### Directive:
Reproduce each line exactly. Skip none.

====

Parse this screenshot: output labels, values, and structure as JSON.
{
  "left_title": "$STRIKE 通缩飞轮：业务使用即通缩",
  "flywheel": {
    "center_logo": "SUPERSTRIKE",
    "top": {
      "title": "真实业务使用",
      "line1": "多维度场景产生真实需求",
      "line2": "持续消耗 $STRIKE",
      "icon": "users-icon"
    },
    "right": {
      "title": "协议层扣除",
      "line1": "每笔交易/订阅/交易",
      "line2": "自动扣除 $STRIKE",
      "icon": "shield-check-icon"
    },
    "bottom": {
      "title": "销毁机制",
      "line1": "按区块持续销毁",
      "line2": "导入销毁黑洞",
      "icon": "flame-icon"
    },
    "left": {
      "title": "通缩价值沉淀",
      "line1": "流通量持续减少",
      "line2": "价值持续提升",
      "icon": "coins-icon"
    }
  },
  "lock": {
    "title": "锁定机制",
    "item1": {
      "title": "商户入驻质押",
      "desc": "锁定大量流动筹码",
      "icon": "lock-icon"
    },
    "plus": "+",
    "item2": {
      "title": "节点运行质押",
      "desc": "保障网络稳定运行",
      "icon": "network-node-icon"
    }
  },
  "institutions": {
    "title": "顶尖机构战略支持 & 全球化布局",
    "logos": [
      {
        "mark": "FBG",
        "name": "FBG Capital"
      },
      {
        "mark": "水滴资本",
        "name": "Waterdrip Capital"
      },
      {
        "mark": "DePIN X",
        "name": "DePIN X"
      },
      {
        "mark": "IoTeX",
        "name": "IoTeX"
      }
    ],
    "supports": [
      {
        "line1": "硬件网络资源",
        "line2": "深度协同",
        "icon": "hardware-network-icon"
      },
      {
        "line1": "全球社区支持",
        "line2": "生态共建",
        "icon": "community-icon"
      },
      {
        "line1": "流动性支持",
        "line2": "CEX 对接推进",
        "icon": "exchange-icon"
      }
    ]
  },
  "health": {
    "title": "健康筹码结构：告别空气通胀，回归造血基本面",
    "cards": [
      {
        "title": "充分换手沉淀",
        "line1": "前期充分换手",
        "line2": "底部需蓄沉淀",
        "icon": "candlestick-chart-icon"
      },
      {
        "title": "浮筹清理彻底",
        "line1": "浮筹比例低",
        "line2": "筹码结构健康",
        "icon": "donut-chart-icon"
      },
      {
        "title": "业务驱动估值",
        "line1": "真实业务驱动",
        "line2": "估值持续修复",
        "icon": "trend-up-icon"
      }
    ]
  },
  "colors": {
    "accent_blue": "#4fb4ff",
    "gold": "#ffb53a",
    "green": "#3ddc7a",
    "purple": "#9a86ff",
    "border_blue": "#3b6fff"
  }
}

====

### Written answer:
Parse this screenshot: output labels, values, and structure as JSON.
{
  "left_title": "$STRIKE 通缩飞轮：业务使用即通缩",
  "flywheel": {
    "center_logo": "SUPERSTRIKE",
    "top": {
      "title": "真实业务使用",
      "line1": "多维度场景产生真实需求",
      "line2": "持续消耗 $STRIKE",
      "icon": "users-icon"
    },
    "right": {
      "title": "协议层扣除",
      "line1": "每笔交易/订阅/交易",
      "line2": "自动扣除 $STRIKE",
      "icon": "shield-check-icon"
    },
    "bottom": {
      "title": "销毁机制",
      "line1": "按区块持续销毁",
      "line2": "导入销毁黑洞",
      "icon": "flame-icon"
    },
    "left": {
      "title": "通缩价值沉淀",
      "line1": "流通量持续减少",
      "line2": "价值持续提升",
      "icon": "coins-icon"
    }
  },
  "lock": {
    "title": "锁定机制",
    "item1": {
      "title": "商户入驻质押",
      "desc": "锁定大量流动筹码",
      "icon": "lock-icon"
    },
    "plus": "+",
    "item2": {
      "title": "节点运行质押",
      "desc": "保障网络稳定运行",
      "icon": "network-node-icon"
    }
  },
  "institutions": {
    "title": "顶尖机构战略支持 & 全球化布局",
    "logos": [
      {
        "mark": "FBG",
        "name": "FBG Capital"
      },
      {
        "mark": "水滴资本",
        "name": "Waterdrip Capital"
      },
      {
        "mark": "DePIN X",
        "name": "DePIN X"
      },
      {
        "mark": "IoTeX",
        "name": "IoTeX"
      }
    ],
    "supports": [
      {
        "line1": "硬件网络资源",
        "line2": "深度协同",
        "icon": "hardware-network-icon"
      },
      {
        "line1": "全球社区支持",
        "line2": "生态共建",
        "icon": "community-icon"
      },
      {
        "line1": "流动性支持",
        "line2": "CEX 对接推进",
        "icon": "exchange-icon"
      }
    ]
  },
  "health": {
    "title": "健康筹码结构：告别空气通胀，回归造血基本面",
    "cards": [
      {
        "title": "充分换手沉淀",
        "line1": "前期充分换手",
        "line2": "底部需蓄沉淀",
        "icon": "candlestick-chart-icon"
      },
      {
        "title": "浮筹清理彻底",
        "line1": "浮筹比例低",
        "line2": "筹码结构健康",
        "icon": "donut-chart-icon"
      },
      {
        "title": "业务驱动估值",
        "line1": "真实业务驱动",
        "line2": "估值持续修复",
        "icon": "trend-up-icon"
      }
    ]
  },
  "colors": {
    "accent_blue": "#4fb4ff",
    "gold": "#ffb53a",
    "green": "#3ddc7a",
    "purple": "#9a86ff",
    "border_blue": "#3b6fff"
  }
}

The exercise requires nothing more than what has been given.